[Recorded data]
______
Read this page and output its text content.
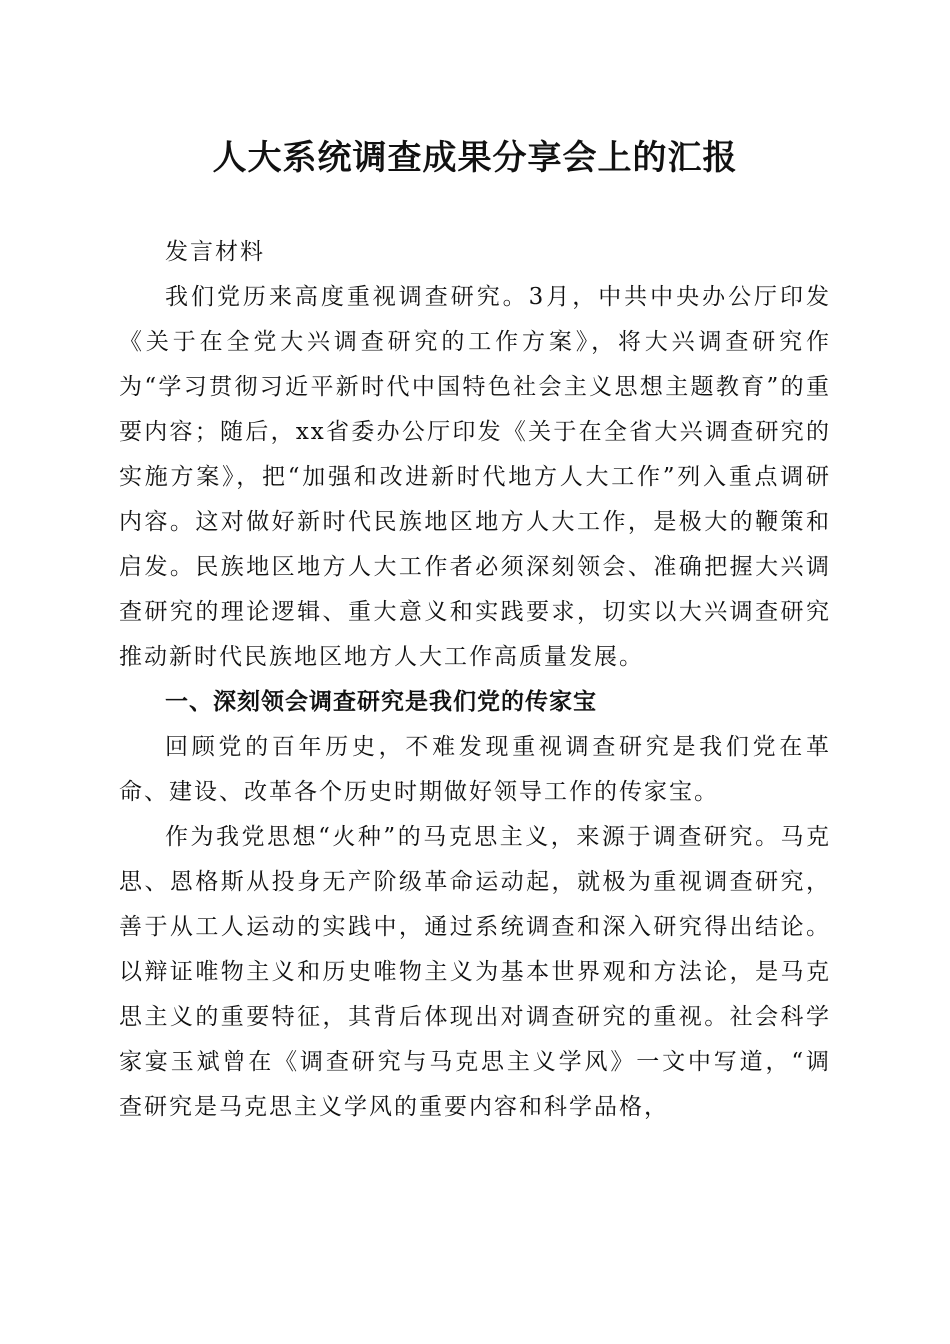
人大系统调查成果分享会上的汇报

发言材料

我们党历来高度重视调查研究。3月，中共中央办公厅印发《关于在全党大兴调查研究的工作方案》，将大兴调查研究作为“学习贯彻习近平新时代中国特色社会主义思想主题教育”的重要内容；随后，xx省委办公厅印发《关于在全省大兴调查研究的实施方案》，把“加强和改进新时代地方人大工作”列入重点调研内容。这对做好新时代民族地区地方人大工作，是极大的鞭策和启发。民族地区地方人大工作者必须深刻领会、准确把握大兴调查研究的理论逻辑、重大意义和实践要求，切实以大兴调查研究推动新时代民族地区地方人大工作高质量发展。

一、深刻领会调查研究是我们党的传家宝

回顾党的百年历史，不难发现重视调查研究是我们党在革命、建设、改革各个历史时期做好领导工作的传家宝。

作为我党思想“火种”的马克思主义，来源于调查研究。马克思、恩格斯从投身无产阶级革命运动起，就极为重视调查研究，善于从工人运动的实践中，通过系统调查和深入研究得出结论。以辩证唯物主义和历史唯物主义为基本世界观和方法论，是马克思主义的重要特征，其背后体现出对调查研究的重视。社会科学家宴玉斌曾在《调查研究与马克思主义学风》一文中写道，“调查研究是马克思主义学风的重要内容和科学品格，
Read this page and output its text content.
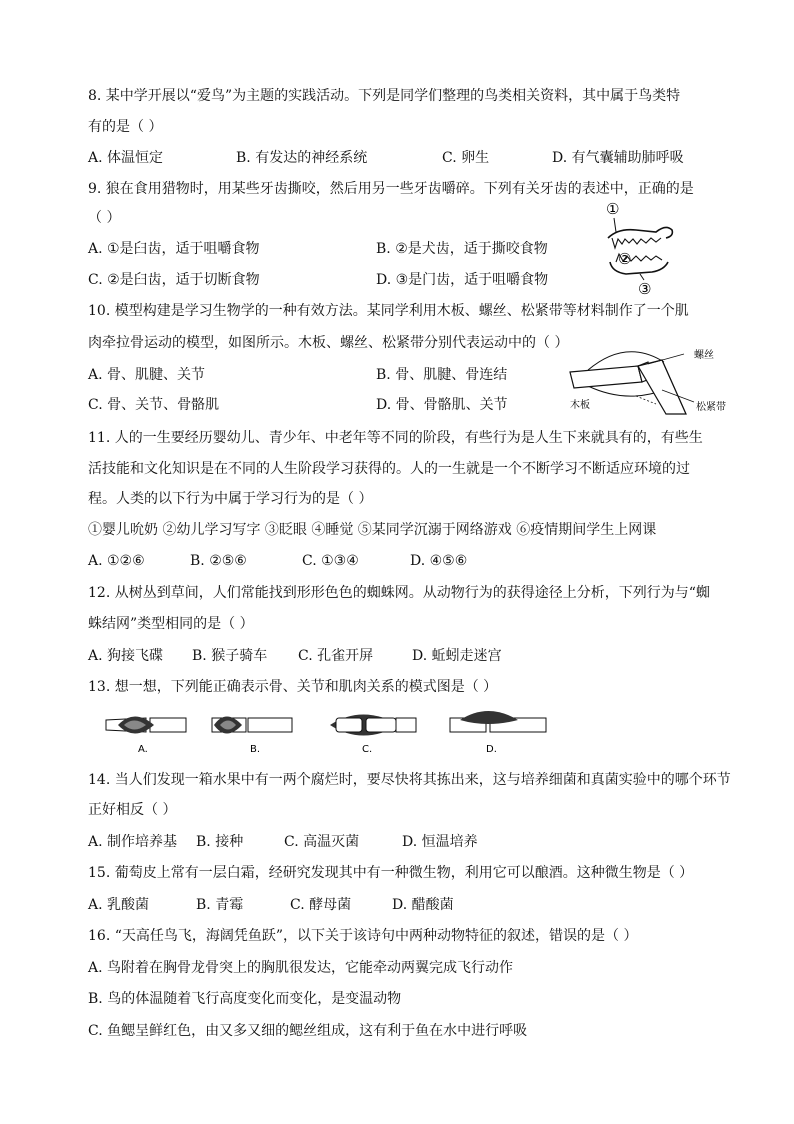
8. 某中学开展以“爱鸟”为主题的实践活动。下列是同学们整理的鸟类相关资料，其中属于鸟类特
有的是（ ）
A. 体温恒定	B. 有发达的神经系统	C. 卵生	D. 有气囊辅助肺呼吸
9. 狼在食用猎物时，用某些牙齿撕咬，然后用另一些牙齿嚼碎。下列有关牙齿的表述中，正确的是
（ ）
A. ①是臼齿，适于咀嚼食物	B. ②是犬齿，适于撕咬食物
C. ②是臼齿，适于切断食物	D. ③是门齿，适于咀嚼食物
①
②
③
10. 模型构建是学习生物学的一种有效方法。某同学利用木板、螺丝、松紧带等材料制作了一个肌
肉牵拉骨运动的模型，如图所示。木板、螺丝、松紧带分别代表运动中的（ ）
A. 骨、肌腱、关节	B. 骨、肌腱、骨连结
C. 骨、关节、骨骼肌	D. 骨、骨骼肌、关节
螺丝
木板	松紧带
11. 人的一生要经历婴幼儿、青少年、中老年等不同的阶段，有些行为是人生下来就具有的，有些生
活技能和文化知识是在不同的人生阶段学习获得的。人的一生就是一个不断学习不断适应环境的过
程。人类的以下行为中属于学习行为的是（ ）
①婴儿吮奶 ②幼儿学习写字 ③眨眼 ④睡觉 ⑤某同学沉溺于网络游戏 ⑥疫情期间学生上网课
A. ①②⑥	B. ②⑤⑥	C. ①③④	D. ④⑤⑥
12. 从树丛到草间，人们常能找到形形色色的蜘蛛网。从动物行为的获得途径上分析，下列行为与“蜘
蛛结网”类型相同的是（ ）
A. 狗接飞碟 B. 猴子骑车 C. 孔雀开屏	D. 蚯蚓走迷宫
13. 想一想，下列能正确表示骨、关节和肌肉关系的模式图是（ ）
A.	B.	C.	D.
14. 当人们发现一箱水果中有一两个腐烂时，要尽快将其拣出来，这与培养细菌和真菌实验中的哪个环节
正好相反（ ）
A. 制作培养基 B. 接种	C. 高温灭菌	D. 恒温培养
15. 葡萄皮上常有一层白霜，经研究发现其中有一种微生物，利用它可以酿酒。这种微生物是（ ）
A. 乳酸菌	B. 青霉	C. 酵母菌	D. 醋酸菌
16. “天高任鸟飞，海阔凭鱼跃”，以下关于该诗句中两种动物特征的叙述，错误的是（ ）
A. 鸟附着在胸骨龙骨突上的胸肌很发达，它能牵动两翼完成飞行动作
B. 鸟的体温随着飞行高度变化而变化，是变温动物
C. 鱼鳃呈鲜红色，由又多又细的鳃丝组成，这有利于鱼在水中进行呼吸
______
Your instructions –
Please set down each line of the data above exactly as written, without the pictures.

The output –
Read this page and output its text content.
人大系统调查成果分享会上的汇报

发言材料

我们党历来高度重视调查研究。3月，中共中央办公厅印发《关于在全党大兴调查研究的工作方案》，将大兴调查研究作为“学习贯彻习近平新时代中国特色社会主义思想主题教育”的重要内容；随后，xx省委办公厅印发《关于在全省大兴调查研究的实施方案》，把“加强和改进新时代地方人大工作”列入重点调研内容。这对做好新时代民族地区地方人大工作，是极大的鞭策和启发。民族地区地方人大工作者必须深刻领会、准确把握大兴调查研究的理论逻辑、重大意义和实践要求，切实以大兴调查研究推动新时代民族地区地方人大工作高质量发展。

一、深刻领会调查研究是我们党的传家宝

回顾党的百年历史，不难发现重视调查研究是我们党在革命、建设、改革各个历史时期做好领导工作的传家宝。

作为我党思想“火种”的马克思主义，来源于调查研究。马克思、恩格斯从投身无产阶级革命运动起，就极为重视调查研究，善于从工人运动的实践中，通过系统调查和深入研究得出结论。以辩证唯物主义和历史唯物主义为基本世界观和方法论，是马克思主义的重要特征，其背后体现出对调查研究的重视。社会科学家宴玉斌曾在《调查研究与马克思主义学风》一文中写道，“调查研究是马克思主义学风的重要内容和科学品格，
Read this page and output its text content.
8. 某中学开展以“爱鸟”为主题的实践活动。下列是同学们整理的鸟类相关资料，其中属于鸟类特
有的是（ ）
A. 体温恒定	B. 有发达的神经系统	C. 卵生	D. 有气囊辅助肺呼吸
9. 狼在食用猎物时，用某些牙齿撕咬，然后用另一些牙齿嚼碎。下列有关牙齿的表述中，正确的是
（ ）
A. ①是臼齿，适于咀嚼食物	B. ②是犬齿，适于撕咬食物
C. ②是臼齿，适于切断食物	D. ③是门齿，适于咀嚼食物
①
②
③
10. 模型构建是学习生物学的一种有效方法。某同学利用木板、螺丝、松紧带等材料制作了一个肌
肉牵拉骨运动的模型，如图所示。木板、螺丝、松紧带分别代表运动中的（ ）
A. 骨、肌腱、关节	B. 骨、肌腱、骨连结
C. 骨、关节、骨骼肌	D. 骨、骨骼肌、关节
螺丝
木板	松紧带
11. 人的一生要经历婴幼儿、青少年、中老年等不同的阶段，有些行为是人生下来就具有的，有些生
活技能和文化知识是在不同的人生阶段学习获得的。人的一生就是一个不断学习不断适应环境的过
程。人类的以下行为中属于学习行为的是（ ）
①婴儿吮奶 ②幼儿学习写字 ③眨眼 ④睡觉 ⑤某同学沉溺于网络游戏 ⑥疫情期间学生上网课
A. ①②⑥	B. ②⑤⑥	C. ①③④	D. ④⑤⑥
12. 从树丛到草间，人们常能找到形形色色的蜘蛛网。从动物行为的获得途径上分析，下列行为与“蜘
蛛结网”类型相同的是（ ）
A. 狗接飞碟 B. 猴子骑车 C. 孔雀开屏	D. 蚯蚓走迷宫
13. 想一想，下列能正确表示骨、关节和肌肉关系的模式图是（ ）
A.	B.	C.	D.
14. 当人们发现一箱水果中有一两个腐烂时，要尽快将其拣出来，这与培养细菌和真菌实验中的哪个环节
正好相反（ ）
A. 制作培养基 B. 接种	C. 高温灭菌	D. 恒温培养
15. 葡萄皮上常有一层白霜，经研究发现其中有一种微生物，利用它可以酿酒。这种微生物是（ ）
A. 乳酸菌	B. 青霉	C. 酵母菌	D. 醋酸菌
16. “天高任鸟飞，海阔凭鱼跃”，以下关于该诗句中两种动物特征的叙述，错误的是（ ）
A. 鸟附着在胸骨龙骨突上的胸肌很发达，它能牵动两翼完成飞行动作
B. 鸟的体温随着飞行高度变化而变化，是变温动物
C. 鱼鳃呈鲜红色，由又多又细的鳃丝组成，这有利于鱼在水中进行呼吸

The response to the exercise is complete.